* **Work to be completed**
Every line that holds "JSON" should be shown.

(Extracts from a graphics dataset)
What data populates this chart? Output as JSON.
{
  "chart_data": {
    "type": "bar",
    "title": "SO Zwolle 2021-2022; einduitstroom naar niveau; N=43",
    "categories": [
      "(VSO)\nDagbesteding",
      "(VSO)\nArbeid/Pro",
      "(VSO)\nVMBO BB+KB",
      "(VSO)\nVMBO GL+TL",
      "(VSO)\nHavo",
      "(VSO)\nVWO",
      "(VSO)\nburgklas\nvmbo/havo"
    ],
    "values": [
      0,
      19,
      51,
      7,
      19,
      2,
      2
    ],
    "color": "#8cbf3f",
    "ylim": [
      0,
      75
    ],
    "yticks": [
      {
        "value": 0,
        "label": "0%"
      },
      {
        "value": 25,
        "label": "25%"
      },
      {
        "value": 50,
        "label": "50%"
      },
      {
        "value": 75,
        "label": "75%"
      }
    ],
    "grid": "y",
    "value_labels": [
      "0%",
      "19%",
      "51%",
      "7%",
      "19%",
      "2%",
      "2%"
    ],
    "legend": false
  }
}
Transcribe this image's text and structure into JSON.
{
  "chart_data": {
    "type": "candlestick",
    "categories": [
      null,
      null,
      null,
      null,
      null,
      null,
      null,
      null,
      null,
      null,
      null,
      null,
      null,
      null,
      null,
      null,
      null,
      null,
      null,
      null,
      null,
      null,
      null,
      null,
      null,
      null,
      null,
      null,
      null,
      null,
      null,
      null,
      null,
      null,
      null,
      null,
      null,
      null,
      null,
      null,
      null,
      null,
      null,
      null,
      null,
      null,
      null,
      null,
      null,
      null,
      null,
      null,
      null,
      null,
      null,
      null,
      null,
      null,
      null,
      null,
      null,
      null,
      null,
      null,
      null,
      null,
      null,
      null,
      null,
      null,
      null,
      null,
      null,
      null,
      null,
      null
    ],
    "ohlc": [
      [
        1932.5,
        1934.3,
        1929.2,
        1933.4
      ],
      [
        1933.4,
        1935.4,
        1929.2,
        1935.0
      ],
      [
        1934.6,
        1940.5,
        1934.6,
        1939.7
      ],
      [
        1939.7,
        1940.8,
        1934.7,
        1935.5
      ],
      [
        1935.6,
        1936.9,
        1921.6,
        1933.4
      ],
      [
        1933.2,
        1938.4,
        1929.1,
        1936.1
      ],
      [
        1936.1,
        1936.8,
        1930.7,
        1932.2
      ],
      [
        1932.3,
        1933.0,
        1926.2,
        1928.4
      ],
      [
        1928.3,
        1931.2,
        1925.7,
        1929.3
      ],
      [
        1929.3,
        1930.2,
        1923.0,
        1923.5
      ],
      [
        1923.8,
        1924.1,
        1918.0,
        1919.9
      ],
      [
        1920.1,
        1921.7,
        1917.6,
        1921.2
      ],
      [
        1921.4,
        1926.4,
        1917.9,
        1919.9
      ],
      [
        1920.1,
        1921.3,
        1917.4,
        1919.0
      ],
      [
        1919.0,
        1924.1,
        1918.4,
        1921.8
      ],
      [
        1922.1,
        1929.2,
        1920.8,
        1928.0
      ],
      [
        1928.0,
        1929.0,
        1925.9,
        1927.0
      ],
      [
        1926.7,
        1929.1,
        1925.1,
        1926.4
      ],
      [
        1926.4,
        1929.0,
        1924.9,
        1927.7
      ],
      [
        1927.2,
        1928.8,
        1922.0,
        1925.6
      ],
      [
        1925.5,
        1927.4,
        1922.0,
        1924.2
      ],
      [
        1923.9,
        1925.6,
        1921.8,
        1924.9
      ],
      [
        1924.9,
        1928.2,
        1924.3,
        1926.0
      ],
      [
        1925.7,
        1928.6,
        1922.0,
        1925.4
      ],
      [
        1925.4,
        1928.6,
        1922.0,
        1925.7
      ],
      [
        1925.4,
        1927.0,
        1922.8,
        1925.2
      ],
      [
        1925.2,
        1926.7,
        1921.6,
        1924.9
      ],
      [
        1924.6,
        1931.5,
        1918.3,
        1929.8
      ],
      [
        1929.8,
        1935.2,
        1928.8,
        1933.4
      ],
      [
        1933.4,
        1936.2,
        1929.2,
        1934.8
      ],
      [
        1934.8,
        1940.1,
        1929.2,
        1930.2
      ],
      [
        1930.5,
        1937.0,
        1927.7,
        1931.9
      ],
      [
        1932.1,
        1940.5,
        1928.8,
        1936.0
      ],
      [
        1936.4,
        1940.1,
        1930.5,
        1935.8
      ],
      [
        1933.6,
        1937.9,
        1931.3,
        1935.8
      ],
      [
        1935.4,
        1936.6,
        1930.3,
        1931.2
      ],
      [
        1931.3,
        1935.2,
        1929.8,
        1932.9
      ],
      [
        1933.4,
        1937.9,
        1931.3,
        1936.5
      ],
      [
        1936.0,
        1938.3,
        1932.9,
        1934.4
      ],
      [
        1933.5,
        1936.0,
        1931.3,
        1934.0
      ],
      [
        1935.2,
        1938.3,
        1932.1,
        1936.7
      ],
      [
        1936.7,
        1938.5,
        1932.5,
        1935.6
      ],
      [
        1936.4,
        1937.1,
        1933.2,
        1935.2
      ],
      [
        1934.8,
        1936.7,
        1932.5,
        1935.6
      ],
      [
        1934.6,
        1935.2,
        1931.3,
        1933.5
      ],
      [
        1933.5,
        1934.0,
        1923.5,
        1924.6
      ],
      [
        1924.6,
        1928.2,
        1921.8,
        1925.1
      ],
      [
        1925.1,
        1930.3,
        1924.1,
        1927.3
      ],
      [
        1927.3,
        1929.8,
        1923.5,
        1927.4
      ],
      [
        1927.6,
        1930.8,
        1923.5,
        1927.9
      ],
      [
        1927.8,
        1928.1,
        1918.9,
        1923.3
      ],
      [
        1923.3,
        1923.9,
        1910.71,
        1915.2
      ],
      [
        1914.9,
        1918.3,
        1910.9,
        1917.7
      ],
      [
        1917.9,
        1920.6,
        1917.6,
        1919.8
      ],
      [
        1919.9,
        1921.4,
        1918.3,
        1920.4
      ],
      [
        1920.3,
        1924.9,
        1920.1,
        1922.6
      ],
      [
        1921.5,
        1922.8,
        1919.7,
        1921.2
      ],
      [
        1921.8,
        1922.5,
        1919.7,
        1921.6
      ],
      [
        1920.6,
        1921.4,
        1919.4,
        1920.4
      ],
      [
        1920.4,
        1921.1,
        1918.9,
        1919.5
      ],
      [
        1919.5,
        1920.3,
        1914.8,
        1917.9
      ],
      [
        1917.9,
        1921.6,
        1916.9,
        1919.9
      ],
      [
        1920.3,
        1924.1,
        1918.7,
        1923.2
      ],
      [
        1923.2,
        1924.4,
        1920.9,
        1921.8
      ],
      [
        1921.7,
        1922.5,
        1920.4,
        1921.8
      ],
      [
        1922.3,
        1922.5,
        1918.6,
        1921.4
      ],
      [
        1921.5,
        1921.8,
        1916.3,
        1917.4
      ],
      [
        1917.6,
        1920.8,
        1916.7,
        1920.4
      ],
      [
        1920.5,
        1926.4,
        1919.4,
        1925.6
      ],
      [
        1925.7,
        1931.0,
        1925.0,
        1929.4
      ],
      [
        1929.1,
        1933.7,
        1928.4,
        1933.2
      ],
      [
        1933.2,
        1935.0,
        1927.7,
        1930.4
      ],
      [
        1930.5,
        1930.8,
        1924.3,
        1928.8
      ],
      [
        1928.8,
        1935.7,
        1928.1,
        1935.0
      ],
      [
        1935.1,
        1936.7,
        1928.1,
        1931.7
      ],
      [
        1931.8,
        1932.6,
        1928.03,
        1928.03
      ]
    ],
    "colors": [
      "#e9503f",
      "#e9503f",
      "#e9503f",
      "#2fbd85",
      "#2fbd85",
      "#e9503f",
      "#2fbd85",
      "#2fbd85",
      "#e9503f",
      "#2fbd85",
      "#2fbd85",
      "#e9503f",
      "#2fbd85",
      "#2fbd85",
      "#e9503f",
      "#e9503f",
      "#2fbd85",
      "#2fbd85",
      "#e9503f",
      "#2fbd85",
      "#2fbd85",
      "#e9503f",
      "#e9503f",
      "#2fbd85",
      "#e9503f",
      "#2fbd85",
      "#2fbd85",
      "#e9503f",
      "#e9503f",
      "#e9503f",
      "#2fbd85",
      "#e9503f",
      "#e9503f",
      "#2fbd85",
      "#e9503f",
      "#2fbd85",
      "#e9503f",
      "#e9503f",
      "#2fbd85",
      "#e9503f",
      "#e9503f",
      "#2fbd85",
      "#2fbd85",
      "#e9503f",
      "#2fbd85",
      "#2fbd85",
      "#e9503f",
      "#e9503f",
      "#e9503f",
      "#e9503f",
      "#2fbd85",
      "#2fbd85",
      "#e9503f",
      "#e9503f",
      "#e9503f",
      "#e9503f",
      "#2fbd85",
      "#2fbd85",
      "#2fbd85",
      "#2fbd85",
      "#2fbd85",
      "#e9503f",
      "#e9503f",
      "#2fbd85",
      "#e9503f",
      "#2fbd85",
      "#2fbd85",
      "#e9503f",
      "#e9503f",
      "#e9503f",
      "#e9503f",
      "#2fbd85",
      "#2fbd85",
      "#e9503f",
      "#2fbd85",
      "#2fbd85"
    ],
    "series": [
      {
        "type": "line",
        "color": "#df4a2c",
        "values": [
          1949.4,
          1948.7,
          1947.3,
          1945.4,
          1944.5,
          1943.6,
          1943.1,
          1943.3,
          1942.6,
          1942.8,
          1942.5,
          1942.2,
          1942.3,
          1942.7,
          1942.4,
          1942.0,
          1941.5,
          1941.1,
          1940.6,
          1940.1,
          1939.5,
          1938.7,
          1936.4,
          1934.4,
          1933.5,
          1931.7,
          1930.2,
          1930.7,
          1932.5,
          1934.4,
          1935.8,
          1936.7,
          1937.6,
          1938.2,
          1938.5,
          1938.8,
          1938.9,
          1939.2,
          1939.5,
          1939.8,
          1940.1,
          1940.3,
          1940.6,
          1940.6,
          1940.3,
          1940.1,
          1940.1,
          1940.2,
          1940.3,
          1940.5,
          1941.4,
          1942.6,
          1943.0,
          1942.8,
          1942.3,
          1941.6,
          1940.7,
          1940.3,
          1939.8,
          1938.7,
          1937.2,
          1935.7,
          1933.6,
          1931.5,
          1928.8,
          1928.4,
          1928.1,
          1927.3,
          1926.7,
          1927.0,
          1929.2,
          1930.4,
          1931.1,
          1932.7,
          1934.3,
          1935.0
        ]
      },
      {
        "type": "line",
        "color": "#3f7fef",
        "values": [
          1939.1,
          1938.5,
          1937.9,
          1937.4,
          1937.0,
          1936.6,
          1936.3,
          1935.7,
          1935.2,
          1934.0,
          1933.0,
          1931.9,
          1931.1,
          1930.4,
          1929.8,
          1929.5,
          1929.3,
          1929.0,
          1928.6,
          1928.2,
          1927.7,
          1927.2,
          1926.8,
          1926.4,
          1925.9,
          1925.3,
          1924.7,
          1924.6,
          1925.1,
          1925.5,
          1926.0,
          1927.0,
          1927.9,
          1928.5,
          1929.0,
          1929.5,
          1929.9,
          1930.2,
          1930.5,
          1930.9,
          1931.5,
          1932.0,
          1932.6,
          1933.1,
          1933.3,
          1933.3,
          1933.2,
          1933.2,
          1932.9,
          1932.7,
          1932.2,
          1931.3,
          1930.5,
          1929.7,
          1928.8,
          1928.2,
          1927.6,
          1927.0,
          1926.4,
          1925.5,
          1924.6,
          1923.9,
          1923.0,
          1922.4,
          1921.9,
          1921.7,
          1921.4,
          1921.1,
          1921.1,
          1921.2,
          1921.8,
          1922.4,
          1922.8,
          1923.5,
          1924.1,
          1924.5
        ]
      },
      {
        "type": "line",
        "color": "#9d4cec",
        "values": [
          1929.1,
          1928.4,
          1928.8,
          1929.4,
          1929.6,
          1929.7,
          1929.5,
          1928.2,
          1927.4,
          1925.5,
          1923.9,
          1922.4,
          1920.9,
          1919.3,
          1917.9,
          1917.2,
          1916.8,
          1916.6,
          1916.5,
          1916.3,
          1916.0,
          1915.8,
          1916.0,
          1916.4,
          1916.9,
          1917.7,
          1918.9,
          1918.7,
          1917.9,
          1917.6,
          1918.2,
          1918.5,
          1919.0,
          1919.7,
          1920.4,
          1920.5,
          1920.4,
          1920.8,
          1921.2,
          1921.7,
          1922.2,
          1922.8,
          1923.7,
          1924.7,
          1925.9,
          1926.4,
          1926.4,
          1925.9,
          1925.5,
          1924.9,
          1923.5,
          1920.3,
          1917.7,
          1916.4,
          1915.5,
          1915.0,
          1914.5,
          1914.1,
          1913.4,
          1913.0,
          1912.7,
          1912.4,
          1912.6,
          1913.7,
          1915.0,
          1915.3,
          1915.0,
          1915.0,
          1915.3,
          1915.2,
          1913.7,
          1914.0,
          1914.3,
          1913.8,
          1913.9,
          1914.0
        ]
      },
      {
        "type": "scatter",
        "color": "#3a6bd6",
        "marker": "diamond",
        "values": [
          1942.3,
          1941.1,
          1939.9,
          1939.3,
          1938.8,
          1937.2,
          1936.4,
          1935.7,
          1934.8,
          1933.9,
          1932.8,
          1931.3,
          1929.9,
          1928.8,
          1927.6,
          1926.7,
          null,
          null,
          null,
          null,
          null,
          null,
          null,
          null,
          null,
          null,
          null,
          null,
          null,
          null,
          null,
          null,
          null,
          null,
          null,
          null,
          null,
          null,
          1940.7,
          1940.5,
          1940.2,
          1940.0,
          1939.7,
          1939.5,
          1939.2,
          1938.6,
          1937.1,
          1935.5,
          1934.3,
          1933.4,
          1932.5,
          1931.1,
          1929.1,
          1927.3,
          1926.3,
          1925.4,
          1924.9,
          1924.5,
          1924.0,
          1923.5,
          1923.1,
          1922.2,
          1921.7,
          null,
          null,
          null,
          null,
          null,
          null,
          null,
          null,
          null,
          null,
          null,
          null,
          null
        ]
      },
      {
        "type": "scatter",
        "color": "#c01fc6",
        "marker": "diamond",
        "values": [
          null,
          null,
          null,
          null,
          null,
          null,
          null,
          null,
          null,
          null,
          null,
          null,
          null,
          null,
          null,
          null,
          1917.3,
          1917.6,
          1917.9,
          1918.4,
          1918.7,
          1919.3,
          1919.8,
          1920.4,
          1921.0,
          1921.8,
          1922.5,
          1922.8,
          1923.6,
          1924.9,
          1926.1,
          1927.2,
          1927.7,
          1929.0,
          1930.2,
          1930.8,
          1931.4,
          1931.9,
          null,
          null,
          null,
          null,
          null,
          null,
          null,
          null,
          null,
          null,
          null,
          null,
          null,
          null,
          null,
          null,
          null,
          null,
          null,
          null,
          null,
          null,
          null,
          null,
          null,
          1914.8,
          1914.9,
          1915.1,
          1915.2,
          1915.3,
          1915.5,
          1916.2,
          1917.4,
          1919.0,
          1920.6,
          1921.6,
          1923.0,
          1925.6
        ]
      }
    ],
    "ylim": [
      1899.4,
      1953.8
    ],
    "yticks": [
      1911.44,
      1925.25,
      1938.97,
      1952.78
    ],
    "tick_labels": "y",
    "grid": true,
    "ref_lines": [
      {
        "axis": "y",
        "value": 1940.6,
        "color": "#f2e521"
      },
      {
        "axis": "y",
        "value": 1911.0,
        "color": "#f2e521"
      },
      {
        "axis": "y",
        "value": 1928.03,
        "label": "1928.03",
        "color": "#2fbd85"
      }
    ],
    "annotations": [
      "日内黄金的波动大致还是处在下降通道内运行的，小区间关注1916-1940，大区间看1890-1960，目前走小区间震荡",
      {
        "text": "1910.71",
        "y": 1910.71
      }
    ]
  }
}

* **Answer below**
What data populates this chart? Output as JSON.
Transcribe this image's text and structure into JSON.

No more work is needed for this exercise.